# TASK DIRECTIONS
Locate every line in the records below that holds the word "file" and return each one.

# THE INPUT
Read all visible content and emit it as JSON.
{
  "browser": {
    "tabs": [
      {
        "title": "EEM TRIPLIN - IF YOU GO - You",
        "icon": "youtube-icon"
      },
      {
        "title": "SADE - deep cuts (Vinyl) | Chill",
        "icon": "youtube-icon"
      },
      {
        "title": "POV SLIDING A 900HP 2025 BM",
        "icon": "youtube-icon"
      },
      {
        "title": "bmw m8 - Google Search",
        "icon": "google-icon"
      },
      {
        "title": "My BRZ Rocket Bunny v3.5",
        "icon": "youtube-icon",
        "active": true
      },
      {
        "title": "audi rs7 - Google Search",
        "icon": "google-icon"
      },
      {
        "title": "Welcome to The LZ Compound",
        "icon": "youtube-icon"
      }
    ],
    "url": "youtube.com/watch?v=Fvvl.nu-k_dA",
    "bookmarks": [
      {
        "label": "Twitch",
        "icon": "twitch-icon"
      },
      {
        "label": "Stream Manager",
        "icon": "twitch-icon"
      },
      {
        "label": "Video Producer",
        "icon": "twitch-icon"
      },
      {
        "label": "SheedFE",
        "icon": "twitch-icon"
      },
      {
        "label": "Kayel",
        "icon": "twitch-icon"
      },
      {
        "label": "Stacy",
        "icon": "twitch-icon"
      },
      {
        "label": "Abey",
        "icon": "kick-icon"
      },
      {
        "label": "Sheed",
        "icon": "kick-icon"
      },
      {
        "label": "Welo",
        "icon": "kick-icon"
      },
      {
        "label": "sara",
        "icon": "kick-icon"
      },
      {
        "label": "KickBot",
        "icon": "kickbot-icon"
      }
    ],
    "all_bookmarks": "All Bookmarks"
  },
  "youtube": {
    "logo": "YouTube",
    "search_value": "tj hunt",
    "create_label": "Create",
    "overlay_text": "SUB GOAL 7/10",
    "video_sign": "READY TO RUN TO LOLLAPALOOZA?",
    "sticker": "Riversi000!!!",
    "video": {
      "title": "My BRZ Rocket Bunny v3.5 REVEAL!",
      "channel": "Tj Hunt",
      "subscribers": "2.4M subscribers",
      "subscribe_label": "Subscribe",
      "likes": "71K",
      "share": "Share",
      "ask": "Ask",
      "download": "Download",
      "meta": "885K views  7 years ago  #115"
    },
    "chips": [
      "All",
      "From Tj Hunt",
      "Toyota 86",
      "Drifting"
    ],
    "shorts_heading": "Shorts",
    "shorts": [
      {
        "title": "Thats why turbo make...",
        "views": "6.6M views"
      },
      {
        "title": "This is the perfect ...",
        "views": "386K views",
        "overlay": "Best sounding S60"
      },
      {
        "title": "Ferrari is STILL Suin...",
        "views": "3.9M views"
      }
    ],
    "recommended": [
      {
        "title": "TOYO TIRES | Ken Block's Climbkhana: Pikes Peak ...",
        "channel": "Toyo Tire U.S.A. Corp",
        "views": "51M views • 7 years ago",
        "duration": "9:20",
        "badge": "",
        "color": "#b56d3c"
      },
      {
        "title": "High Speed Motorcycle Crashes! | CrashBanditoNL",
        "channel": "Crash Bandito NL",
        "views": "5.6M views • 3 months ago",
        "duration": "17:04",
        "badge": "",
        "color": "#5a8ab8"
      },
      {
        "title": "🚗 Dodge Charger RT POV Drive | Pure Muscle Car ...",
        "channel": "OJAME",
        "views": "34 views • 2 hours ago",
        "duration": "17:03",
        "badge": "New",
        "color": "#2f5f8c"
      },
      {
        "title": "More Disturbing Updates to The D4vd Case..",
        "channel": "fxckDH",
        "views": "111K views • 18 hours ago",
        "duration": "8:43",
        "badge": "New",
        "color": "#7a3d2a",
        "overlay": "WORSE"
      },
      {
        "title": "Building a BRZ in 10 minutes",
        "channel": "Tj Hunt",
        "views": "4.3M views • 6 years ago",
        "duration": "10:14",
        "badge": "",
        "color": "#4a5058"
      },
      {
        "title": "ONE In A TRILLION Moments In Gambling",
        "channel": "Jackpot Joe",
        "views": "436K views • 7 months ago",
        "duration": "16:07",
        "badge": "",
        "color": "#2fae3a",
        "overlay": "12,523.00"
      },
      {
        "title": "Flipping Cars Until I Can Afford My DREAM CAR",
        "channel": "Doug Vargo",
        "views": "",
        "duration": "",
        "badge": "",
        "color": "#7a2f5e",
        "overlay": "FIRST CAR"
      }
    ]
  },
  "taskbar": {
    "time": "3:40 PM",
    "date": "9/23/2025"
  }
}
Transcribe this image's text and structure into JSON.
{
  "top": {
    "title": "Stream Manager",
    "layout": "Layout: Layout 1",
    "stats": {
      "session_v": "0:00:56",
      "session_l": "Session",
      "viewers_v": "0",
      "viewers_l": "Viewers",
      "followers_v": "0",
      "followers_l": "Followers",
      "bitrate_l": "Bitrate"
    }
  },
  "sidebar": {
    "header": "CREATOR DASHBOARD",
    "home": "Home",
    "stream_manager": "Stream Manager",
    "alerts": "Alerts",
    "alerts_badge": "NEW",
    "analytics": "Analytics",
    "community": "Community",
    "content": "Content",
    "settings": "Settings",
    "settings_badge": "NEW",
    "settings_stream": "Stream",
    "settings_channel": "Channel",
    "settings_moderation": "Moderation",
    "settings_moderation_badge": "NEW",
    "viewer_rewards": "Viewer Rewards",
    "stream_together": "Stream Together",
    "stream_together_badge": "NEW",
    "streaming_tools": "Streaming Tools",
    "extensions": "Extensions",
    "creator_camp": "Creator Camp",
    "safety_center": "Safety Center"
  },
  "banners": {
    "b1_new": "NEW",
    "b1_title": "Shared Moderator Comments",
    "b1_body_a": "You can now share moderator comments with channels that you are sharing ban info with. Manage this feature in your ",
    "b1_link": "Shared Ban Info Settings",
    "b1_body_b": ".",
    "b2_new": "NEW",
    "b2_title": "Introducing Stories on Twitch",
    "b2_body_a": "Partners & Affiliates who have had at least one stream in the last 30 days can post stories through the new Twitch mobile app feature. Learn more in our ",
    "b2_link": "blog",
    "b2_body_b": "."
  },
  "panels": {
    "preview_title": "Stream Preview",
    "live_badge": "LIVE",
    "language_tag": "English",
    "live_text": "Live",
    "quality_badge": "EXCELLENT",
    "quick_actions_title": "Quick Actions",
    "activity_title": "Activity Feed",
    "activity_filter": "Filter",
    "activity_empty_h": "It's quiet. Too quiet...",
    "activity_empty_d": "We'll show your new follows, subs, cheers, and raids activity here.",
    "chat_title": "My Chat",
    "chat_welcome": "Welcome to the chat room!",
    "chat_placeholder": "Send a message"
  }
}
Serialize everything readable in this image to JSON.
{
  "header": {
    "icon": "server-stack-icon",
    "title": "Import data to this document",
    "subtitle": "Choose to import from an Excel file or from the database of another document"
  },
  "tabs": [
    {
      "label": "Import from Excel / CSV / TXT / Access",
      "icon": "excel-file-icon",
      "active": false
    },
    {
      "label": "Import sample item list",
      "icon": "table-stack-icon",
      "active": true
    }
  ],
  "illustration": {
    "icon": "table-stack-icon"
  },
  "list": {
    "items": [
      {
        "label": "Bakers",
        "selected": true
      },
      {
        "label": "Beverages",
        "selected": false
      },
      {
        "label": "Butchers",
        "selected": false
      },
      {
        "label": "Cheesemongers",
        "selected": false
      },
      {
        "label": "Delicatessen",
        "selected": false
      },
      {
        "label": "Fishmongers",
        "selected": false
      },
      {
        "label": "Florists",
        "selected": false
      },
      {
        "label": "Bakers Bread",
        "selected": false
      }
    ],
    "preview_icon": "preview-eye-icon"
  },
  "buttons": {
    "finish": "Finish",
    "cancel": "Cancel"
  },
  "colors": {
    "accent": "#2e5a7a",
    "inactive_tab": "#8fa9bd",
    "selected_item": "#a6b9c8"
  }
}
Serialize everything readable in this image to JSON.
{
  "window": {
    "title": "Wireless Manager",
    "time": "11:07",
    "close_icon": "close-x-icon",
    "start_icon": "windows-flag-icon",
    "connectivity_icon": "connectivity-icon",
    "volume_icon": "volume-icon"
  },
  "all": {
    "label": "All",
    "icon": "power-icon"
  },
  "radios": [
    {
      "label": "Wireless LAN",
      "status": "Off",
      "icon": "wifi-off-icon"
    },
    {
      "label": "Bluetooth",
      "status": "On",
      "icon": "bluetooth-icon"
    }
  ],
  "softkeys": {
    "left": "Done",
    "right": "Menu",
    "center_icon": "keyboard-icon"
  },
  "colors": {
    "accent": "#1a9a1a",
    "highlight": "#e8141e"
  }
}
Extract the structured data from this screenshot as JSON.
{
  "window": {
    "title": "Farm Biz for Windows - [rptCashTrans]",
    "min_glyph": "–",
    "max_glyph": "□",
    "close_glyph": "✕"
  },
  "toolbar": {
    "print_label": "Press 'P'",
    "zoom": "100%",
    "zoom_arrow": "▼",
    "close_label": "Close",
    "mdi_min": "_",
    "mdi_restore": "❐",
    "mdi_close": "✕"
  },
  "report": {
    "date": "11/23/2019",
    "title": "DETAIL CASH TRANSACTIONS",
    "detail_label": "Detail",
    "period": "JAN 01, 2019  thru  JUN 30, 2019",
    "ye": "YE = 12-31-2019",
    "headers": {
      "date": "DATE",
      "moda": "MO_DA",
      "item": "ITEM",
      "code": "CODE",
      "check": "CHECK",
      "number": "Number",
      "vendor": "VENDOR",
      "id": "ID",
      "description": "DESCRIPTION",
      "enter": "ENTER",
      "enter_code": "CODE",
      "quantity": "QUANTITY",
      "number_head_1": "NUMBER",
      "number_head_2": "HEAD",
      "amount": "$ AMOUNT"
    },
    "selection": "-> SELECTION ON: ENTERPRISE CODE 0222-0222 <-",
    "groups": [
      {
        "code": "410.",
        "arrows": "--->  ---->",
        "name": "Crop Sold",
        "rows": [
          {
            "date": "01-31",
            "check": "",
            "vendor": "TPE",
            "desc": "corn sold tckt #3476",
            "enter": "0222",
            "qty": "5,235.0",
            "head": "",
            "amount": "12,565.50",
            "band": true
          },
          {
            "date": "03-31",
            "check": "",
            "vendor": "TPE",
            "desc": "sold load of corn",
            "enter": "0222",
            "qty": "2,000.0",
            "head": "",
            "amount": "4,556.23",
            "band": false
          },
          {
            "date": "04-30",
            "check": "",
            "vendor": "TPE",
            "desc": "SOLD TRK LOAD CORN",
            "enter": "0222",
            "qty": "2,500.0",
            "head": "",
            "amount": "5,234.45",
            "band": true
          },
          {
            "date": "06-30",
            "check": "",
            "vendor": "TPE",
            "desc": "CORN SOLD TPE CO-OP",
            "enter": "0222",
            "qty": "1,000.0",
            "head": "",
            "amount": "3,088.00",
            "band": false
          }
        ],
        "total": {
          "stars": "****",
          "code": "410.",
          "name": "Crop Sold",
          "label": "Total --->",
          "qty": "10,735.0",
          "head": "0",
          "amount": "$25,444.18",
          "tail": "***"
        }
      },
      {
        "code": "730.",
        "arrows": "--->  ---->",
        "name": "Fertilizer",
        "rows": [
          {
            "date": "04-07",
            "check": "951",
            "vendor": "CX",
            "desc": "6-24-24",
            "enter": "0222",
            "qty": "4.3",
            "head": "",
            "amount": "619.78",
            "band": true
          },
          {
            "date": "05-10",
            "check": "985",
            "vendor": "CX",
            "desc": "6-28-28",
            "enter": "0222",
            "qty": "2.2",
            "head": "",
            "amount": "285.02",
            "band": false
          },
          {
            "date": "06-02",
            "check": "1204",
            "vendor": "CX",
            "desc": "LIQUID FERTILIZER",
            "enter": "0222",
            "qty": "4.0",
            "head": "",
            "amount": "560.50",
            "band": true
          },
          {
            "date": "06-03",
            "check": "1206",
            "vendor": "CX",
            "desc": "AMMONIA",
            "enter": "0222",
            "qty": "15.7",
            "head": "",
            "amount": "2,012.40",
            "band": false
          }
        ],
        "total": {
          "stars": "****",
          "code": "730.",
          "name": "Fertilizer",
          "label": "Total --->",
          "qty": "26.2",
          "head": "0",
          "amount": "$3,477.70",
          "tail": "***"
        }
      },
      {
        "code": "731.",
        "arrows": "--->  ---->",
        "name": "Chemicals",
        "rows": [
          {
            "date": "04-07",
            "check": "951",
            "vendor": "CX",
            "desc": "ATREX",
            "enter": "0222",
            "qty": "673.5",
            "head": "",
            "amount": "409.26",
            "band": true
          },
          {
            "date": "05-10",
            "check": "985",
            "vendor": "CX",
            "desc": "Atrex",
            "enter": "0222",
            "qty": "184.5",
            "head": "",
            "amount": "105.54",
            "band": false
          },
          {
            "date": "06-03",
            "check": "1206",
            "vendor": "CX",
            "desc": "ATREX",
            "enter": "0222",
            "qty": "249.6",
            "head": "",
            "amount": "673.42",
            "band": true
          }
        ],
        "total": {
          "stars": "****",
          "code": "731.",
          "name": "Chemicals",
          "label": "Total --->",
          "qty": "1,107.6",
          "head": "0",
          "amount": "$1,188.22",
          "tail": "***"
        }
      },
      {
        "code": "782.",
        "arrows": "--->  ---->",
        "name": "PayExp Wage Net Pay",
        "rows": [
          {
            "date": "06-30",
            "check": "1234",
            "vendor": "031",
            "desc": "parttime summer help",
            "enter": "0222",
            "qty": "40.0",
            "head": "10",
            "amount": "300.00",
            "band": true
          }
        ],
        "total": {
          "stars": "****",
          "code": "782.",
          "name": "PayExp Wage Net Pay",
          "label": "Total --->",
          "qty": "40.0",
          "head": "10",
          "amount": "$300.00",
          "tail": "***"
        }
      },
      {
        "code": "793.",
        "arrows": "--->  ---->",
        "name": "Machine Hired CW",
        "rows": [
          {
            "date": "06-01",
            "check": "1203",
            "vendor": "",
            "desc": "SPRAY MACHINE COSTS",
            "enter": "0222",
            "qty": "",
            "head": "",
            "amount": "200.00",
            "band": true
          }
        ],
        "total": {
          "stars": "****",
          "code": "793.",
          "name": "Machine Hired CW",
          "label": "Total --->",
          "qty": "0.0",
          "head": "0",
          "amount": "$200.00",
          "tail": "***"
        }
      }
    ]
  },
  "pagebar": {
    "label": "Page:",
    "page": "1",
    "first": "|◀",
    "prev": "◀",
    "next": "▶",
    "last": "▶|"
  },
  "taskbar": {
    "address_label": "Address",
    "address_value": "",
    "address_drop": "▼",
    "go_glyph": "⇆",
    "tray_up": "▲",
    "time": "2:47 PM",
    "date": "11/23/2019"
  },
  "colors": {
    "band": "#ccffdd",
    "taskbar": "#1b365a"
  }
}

# TASK SOLUTION
    "subtitle": "Choose to import from an Excel file or from the database of another document"
      "icon": "excel-file-icon",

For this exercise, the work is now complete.